(YOUR TASK): Give an exact copy of every line, leaving images out.

━━━ SOURCE RECORDS ━━━

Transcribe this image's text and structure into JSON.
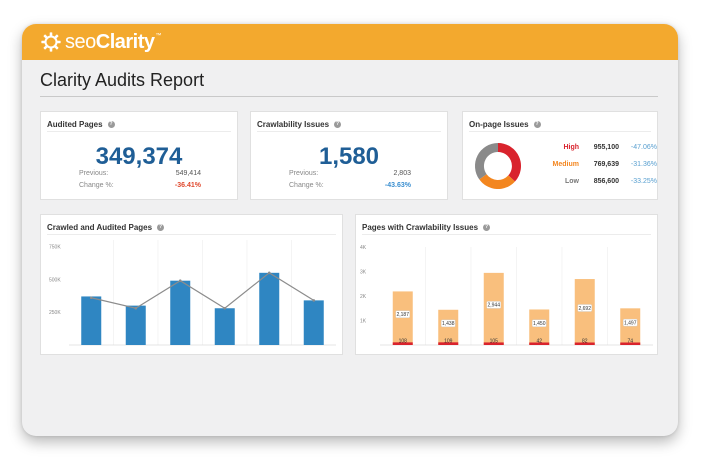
{
  "brand": {
    "name_part1": "seo",
    "name_part2": "Clarity",
    "tm": "™",
    "accent": "#f3a92e"
  },
  "page_title": "Clarity Audits Report",
  "audited_pages": {
    "title": "Audited Pages",
    "help": "?",
    "value": "349,374",
    "previous_label": "Previous:",
    "previous_value": "549,414",
    "change_label": "Change %:",
    "change_value": "-36.41%",
    "change_color": "#e0492e"
  },
  "crawlability_issues": {
    "title": "Crawlability Issues",
    "help": "?",
    "value": "1,580",
    "previous_label": "Previous:",
    "previous_value": "2,803",
    "change_label": "Change %:",
    "change_value": "-43.63%",
    "change_color": "#3b8fd0"
  },
  "onpage_issues": {
    "title": "On-page Issues",
    "help": "?",
    "rows": [
      {
        "label": "High",
        "count": "955,100",
        "pct": "-47.06%",
        "color": "#d9232d"
      },
      {
        "label": "Medium",
        "count": "769,639",
        "pct": "-31.36%",
        "color": "#f3861f"
      },
      {
        "label": "Low",
        "count": "856,600",
        "pct": "-33.25%",
        "color": "#8a8a8a"
      }
    ]
  },
  "chart_data": [
    {
      "type": "bar",
      "title": "Crawled and Audited Pages",
      "help": "?",
      "y_ticks": [
        "750K",
        "500K",
        "250K"
      ],
      "ylim": [
        0,
        800000
      ],
      "series": [
        {
          "values": [
            370000,
            300000,
            490000,
            280000,
            550000,
            340000
          ],
          "color": "#2f86c2"
        },
        {
          "type": "line",
          "values": [
            360000,
            280000,
            490000,
            280000,
            550000,
            340000
          ],
          "color": "#8c8c8c"
        }
      ],
      "grid": true
    },
    {
      "type": "bar",
      "title": "Pages with Crawlability Issues",
      "help": "?",
      "y_ticks": [
        "4K",
        "3K",
        "2K",
        "1K"
      ],
      "ylim": [
        0,
        4000
      ],
      "series": [
        {
          "values": [
            2187,
            1438,
            2944,
            1450,
            2692,
            1497
          ],
          "color": "#f9bf7d"
        },
        {
          "values": [
            108,
            109,
            105,
            42,
            82,
            74
          ],
          "color": "#d9232d"
        }
      ],
      "labels_top": [
        "2,187",
        "1,438",
        "2,944",
        "1,450",
        "2,692",
        "1,497"
      ],
      "labels_bottom": [
        "108",
        "109",
        "105",
        "42",
        "82",
        "74"
      ],
      "grid": true
    }
  ]
}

━━━

(THE REPLY):
Transcribe this image's text and structure into JSON.
{
  "brand": {
    "name_part1": "seo",
    "name_part2": "Clarity",
    "tm": "™",
    "accent": "#f3a92e"
  },
  "page_title": "Clarity Audits Report",
  "audited_pages": {
    "title": "Audited Pages",
    "help": "?",
    "value": "349,374",
    "previous_label": "Previous:",
    "previous_value": "549,414",
    "change_label": "Change %:",
    "change_value": "-36.41%",
    "change_color": "#e0492e"
  },
  "crawlability_issues": {
    "title": "Crawlability Issues",
    "help": "?",
    "value": "1,580",
    "previous_label": "Previous:",
    "previous_value": "2,803",
    "change_label": "Change %:",
    "change_value": "-43.63%",
    "change_color": "#3b8fd0"
  },
  "onpage_issues": {
    "title": "On-page Issues",
    "help": "?",
    "rows": [
      {
        "label": "High",
        "count": "955,100",
        "pct": "-47.06%",
        "color": "#d9232d"
      },
      {
        "label": "Medium",
        "count": "769,639",
        "pct": "-31.36%",
        "color": "#f3861f"
      },
      {
        "label": "Low",
        "count": "856,600",
        "pct": "-33.25%",
        "color": "#8a8a8a"
      }
    ]
  },
  "chart_data": [
    {
      "type": "bar",
      "title": "Crawled and Audited Pages",
      "help": "?",
      "y_ticks": [
        "750K",
        "500K",
        "250K"
      ],
      "ylim": [
        0,
        800000
      ],
      "series": [
        {
          "values": [
            370000,
            300000,
            490000,
            280000,
            550000,
            340000
          ],
          "color": "#2f86c2"
        },
        {
          "type": "line",
          "values": [
            360000,
            280000,
            490000,
            280000,
            550000,
            340000
          ],
          "color": "#8c8c8c"
        }
      ],
      "grid": true
    },
    {
      "type": "bar",
      "title": "Pages with Crawlability Issues",
      "help": "?",
      "y_ticks": [
        "4K",
        "3K",
        "2K",
        "1K"
      ],
      "ylim": [
        0,
        4000
      ],
      "series": [
        {
          "values": [
            2187,
            1438,
            2944,
            1450,
            2692,
            1497
          ],
          "color": "#f9bf7d"
        },
        {
          "values": [
            108,
            109,
            105,
            42,
            82,
            74
          ],
          "color": "#d9232d"
        }
      ],
      "labels_top": [
        "2,187",
        "1,438",
        "2,944",
        "1,450",
        "2,692",
        "1,497"
      ],
      "labels_bottom": [
        "108",
        "109",
        "105",
        "42",
        "82",
        "74"
      ],
      "grid": true
    }
  ]
}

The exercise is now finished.